Copy out every line that contains the word "caret".

_Entries:_
* * *
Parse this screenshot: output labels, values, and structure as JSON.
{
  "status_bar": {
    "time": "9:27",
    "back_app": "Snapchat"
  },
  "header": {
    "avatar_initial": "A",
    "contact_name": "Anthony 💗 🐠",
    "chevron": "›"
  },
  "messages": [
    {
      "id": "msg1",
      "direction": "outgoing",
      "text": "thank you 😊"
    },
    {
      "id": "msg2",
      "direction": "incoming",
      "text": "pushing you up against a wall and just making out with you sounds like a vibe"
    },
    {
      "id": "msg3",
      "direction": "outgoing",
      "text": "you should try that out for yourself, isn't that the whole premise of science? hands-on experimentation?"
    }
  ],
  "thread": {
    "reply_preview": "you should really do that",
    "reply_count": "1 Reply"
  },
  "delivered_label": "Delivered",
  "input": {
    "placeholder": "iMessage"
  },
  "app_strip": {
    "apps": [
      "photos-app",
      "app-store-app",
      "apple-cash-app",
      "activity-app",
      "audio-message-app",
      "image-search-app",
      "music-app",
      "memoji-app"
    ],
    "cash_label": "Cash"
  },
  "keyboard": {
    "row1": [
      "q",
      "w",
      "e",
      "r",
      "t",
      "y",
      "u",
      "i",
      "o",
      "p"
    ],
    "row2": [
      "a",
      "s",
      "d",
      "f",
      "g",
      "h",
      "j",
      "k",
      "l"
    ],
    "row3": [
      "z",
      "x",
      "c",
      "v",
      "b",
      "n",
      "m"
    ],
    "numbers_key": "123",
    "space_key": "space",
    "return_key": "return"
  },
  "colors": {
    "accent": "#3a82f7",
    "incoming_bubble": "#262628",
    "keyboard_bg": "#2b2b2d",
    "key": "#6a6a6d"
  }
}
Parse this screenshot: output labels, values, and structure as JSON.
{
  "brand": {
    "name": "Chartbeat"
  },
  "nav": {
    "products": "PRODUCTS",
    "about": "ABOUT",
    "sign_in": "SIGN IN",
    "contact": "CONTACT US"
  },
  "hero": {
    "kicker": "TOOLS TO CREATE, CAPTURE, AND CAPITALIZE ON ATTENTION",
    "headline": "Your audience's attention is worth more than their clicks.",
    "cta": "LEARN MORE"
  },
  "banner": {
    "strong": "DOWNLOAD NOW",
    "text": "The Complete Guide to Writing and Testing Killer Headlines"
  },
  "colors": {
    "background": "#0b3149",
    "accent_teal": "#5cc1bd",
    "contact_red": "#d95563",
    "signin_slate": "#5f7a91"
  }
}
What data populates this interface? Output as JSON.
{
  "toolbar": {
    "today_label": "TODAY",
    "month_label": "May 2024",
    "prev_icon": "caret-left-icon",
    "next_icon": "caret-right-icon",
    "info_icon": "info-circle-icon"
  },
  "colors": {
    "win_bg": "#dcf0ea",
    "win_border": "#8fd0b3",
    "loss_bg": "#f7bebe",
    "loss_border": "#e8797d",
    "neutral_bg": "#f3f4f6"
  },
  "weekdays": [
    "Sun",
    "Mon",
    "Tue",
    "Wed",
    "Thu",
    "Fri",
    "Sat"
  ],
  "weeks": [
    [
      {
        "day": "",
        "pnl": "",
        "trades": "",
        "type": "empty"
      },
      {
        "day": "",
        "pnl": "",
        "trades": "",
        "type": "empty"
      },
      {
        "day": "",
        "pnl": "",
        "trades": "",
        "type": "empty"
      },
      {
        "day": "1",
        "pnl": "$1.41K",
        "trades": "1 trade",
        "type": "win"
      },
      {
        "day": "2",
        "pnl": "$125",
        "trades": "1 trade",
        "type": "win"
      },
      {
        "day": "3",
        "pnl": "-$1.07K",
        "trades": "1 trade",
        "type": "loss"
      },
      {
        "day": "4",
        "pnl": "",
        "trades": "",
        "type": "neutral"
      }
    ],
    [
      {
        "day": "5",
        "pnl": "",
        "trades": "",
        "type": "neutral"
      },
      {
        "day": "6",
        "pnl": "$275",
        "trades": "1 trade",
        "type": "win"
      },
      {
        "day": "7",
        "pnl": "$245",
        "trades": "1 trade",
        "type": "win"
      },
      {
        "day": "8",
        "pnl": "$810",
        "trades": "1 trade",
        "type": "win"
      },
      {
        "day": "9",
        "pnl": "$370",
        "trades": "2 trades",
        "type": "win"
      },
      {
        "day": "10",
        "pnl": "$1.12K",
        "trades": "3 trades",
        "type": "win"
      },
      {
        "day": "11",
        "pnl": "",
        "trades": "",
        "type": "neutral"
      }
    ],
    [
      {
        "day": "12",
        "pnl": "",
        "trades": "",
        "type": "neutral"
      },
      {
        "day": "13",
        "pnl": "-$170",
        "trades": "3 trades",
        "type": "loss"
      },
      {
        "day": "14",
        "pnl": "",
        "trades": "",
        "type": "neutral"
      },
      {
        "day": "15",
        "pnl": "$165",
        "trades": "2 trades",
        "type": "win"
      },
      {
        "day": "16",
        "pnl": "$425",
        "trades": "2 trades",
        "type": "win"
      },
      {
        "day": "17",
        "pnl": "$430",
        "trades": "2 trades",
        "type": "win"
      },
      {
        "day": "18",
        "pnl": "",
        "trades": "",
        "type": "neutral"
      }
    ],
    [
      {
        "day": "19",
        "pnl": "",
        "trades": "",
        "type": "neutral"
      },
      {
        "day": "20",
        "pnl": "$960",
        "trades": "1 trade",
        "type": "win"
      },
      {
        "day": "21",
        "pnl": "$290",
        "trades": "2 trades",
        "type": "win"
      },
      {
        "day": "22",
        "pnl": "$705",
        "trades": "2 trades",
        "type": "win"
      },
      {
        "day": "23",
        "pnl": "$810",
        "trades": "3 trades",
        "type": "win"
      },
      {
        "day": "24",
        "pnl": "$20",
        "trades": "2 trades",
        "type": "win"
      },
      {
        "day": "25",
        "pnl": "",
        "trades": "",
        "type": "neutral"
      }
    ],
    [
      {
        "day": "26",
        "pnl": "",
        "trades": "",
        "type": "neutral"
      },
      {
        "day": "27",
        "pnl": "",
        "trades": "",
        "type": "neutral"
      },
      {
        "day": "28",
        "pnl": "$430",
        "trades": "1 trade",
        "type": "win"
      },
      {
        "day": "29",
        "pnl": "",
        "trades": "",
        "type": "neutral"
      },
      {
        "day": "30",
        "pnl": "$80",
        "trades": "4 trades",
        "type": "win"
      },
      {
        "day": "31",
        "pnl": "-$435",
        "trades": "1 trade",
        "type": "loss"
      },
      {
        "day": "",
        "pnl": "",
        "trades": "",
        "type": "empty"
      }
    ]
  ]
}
* * *
_Result for this exercise:_
    "prev_icon": "caret-left-icon",
    "next_icon": "caret-right-icon",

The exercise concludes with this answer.